CS/2685

RUUD LUBBERS DÉCLARE AU CONSEIL DE SÉCURITÉ QUE LES SOLUTIONS DURABLES À LA SITUATION DES RÉFUGIÉS ET DES DÉPLACÉS DÉPENDENT LARGEMENT DE PARTENARIATS EFFICACES

20/05/2004
Communiqué de presse
CS/2685


Conseil de sécurité

4973e séance – matin


RUUD LUBBERS DÉCLARE AU CONSEIL DE SÉCURITÉ QUE LES SOLUTIONS DURABLES À LA SITUATION DES RÉFUGIÉS ET DES DÉPLACÉS DÉPENDENT LARGEMENT DE PARTENARIATS EFFICACES


Les conséquences du déplacement forcé de populations et l’impact du retour et de la réinstallation des réfugiés sur le maintien de la paix et la sécurité internationales étaient ce matin au cœur des préoccupations du Haut Commissaire des Nations Unies pour les réfugiés, Ruud Lubbers, lors de son intervention devant le Conseil de sécurité.  La situation des populations déplacées et réfugiées originaires du Darfour a été abordée au cours de l’échange de vues avec les membres du Conseil de sécurité, de même que les progrès enregistrés ces derniers mois en Afghanistan, en Sierra Leone et au Burundi.  Les questions de désarmement des anciens combattants et la nécessité de séparer les civils des groupes armés dans les camps de réfugiés ont également été abordées, de même que l’initiative dite des « 4 R », à savoir rapatriement, réintégration, réhabilitation et reconstruction.  Cette initiative, menée conjointement avec le Programme des Nations Unies pour le développement, le Fonds des Nations Unies pour l’enfance, le Programme alimentaire mondial, la Banque mondiale et d’autres agences de coopération bilatérale en Sierra Leone, en Afghanistan et au Sri Lanka, devrait être prochainement initiée au Burundi, au Libéria et éventuellement au Soudan.

▸ DONNÉES FOURNIES:
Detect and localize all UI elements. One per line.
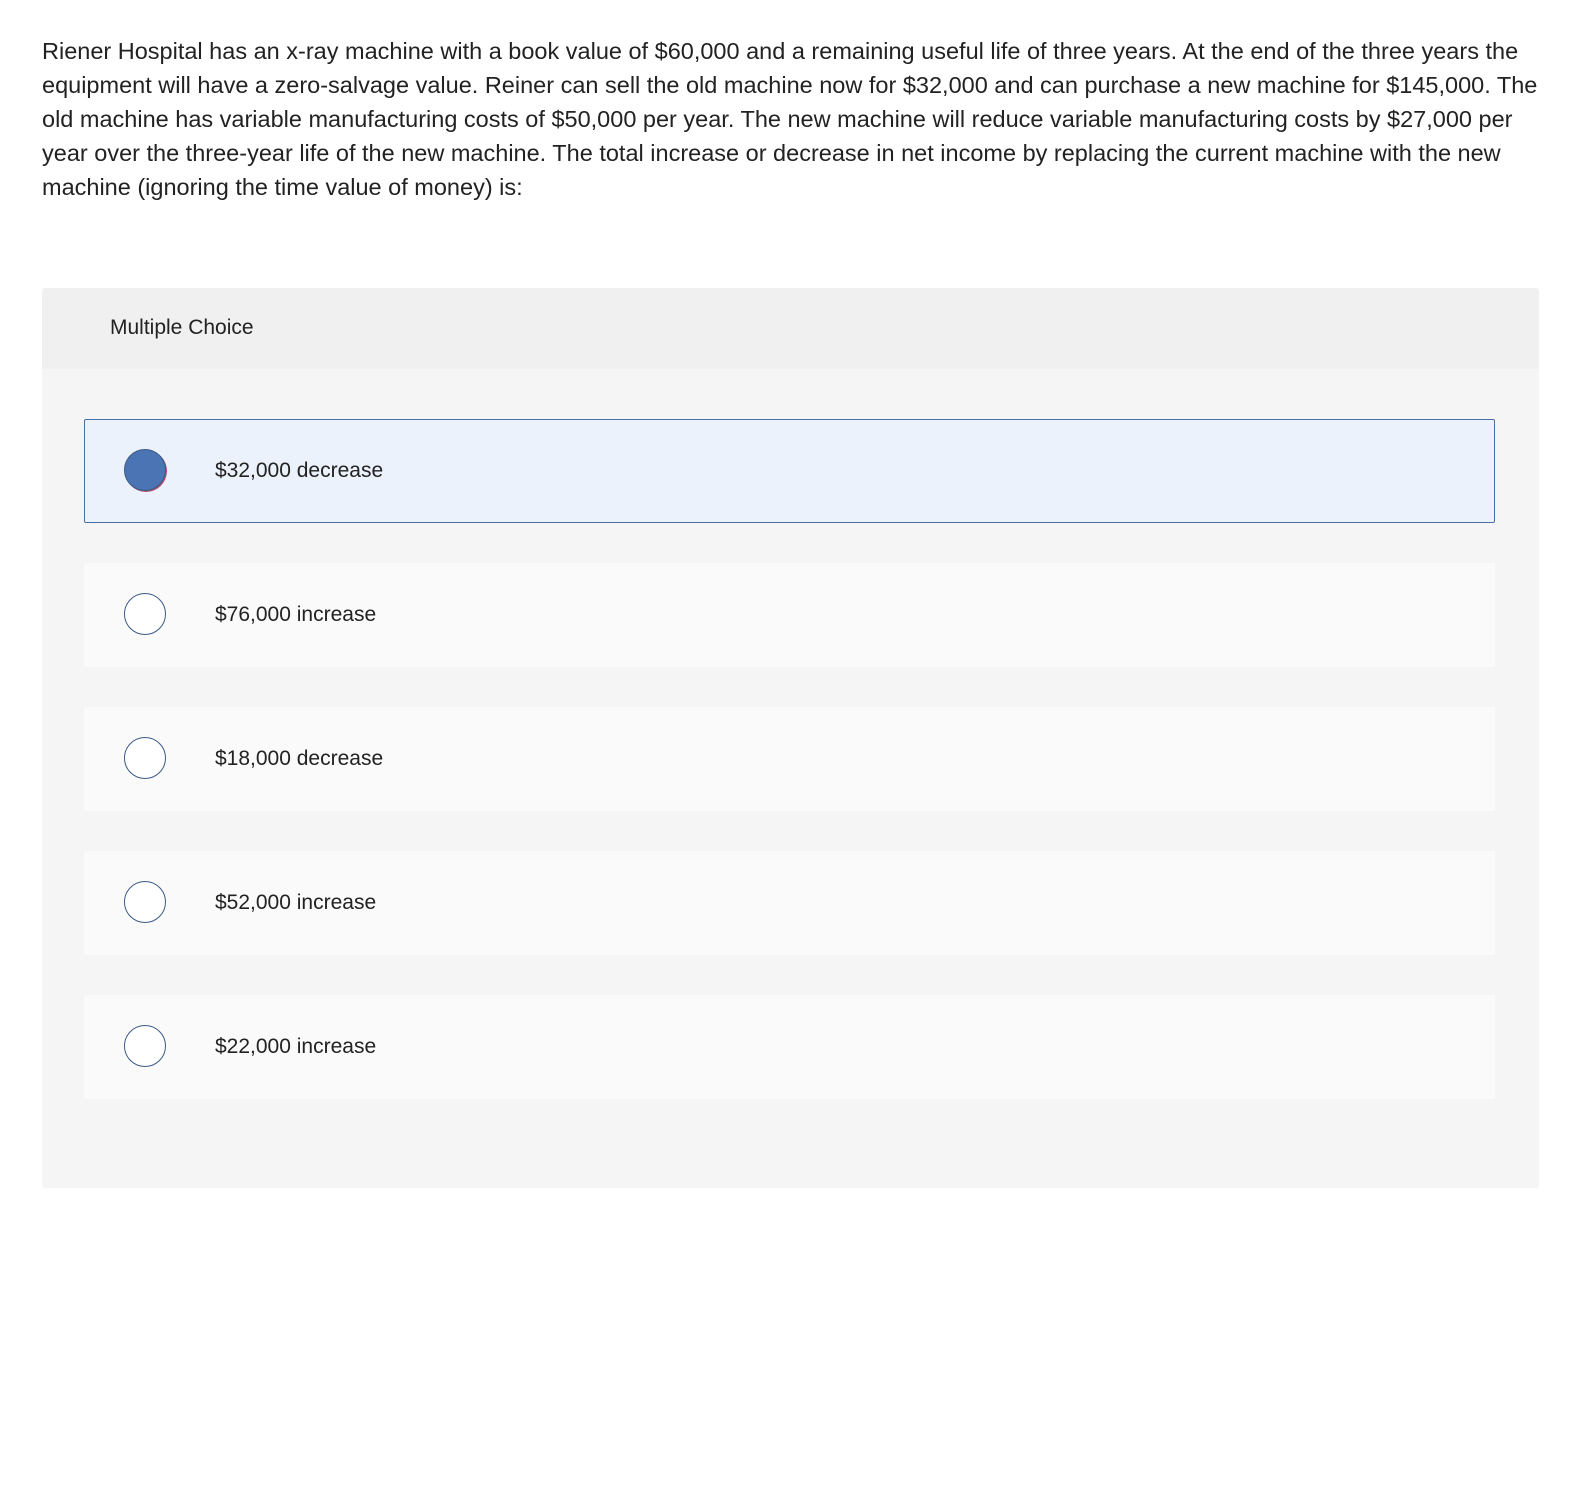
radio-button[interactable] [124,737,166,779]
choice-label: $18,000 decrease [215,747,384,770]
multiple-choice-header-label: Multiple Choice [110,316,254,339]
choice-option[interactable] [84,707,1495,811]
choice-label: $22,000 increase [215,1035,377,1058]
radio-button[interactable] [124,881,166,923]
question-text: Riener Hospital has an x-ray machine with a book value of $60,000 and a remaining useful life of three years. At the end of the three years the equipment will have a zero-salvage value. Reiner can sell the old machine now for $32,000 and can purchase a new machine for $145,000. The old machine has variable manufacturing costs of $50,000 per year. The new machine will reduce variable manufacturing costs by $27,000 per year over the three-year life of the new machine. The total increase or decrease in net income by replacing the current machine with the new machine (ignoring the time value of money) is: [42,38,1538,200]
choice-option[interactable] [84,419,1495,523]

▸ TRAVAIL DEMANDÉ:
(a) D'après l'extrait du communiqué, quels sont les quatre termes que recouvre l'initiative dite des « 4 R » ?
(b) Recopiez à l'identique les lignes de la liste, depuis la ligne qui contient « radio-button[interactable] [124,737,166,779] » jusqu'à la ligne qui contient « question-text: Riener Hospital », celle-ci comprise.
La liste n'a aucun rapport avec l'extrait du communiqué.

▸ RÉSULTATS ATTENDUS:
(a) Rapatriement, réintégration, réhabilitation et reconstruction.

(b)
radio-button[interactable] [124,737,166,779]
choice-label: $18,000 decrease [215,747,384,770]
multiple-choice-header-label: Multiple Choice [110,316,254,339]
choice-option[interactable] [84,707,1495,811]
choice-label: $22,000 increase [215,1035,377,1058]
radio-button[interactable] [124,881,166,923]
question-text: Riener Hospital has an x-ray machine with a book value of $60,000 and a remaining useful life of three years. At the end of the three years the equipment will have a zero-salvage value. Reiner can sell the old machine now for $32,000 and can purchase a new machine for $145,000. The old machine has variable manufacturing costs of $50,000 per year. The new machine will reduce variable manufacturing costs by $27,000 per year over the three-year life of the new machine. The total increase or decrease in net income by replacing the current machine with the new machine (ignoring the time value of money) is: [42,38,1538,200]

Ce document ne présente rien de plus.